## TASK REQUIREMENTS
Exactly as written, print each record in the listing.

--

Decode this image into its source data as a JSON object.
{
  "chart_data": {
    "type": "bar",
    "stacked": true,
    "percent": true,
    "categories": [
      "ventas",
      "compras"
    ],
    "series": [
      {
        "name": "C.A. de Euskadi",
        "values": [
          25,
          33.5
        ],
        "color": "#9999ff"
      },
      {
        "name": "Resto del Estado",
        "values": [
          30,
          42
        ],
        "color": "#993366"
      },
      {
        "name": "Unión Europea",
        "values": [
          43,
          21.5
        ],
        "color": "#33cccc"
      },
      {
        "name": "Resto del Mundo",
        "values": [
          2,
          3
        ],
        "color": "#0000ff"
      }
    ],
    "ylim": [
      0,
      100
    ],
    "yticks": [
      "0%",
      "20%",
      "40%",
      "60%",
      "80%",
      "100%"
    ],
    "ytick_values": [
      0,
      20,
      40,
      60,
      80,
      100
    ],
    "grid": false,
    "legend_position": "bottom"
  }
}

--

## CORRECT RESULT
Decode this image into its source data as a JSON object.
{
  "chart_data": {
    "type": "bar",
    "stacked": true,
    "percent": true,
    "categories": [
      "ventas",
      "compras"
    ],
    "series": [
      {
        "name": "C.A. de Euskadi",
        "values": [
          25,
          33.5
        ],
        "color": "#9999ff"
      },
      {
        "name": "Resto del Estado",
        "values": [
          30,
          42
        ],
        "color": "#993366"
      },
      {
        "name": "Unión Europea",
        "values": [
          43,
          21.5
        ],
        "color": "#33cccc"
      },
      {
        "name": "Resto del Mundo",
        "values": [
          2,
          3
        ],
        "color": "#0000ff"
      }
    ],
    "ylim": [
      0,
      100
    ],
    "yticks": [
      "0%",
      "20%",
      "40%",
      "60%",
      "80%",
      "100%"
    ],
    "ytick_values": [
      0,
      20,
      40,
      60,
      80,
      100
    ],
    "grid": false,
    "legend_position": "bottom"
  }
}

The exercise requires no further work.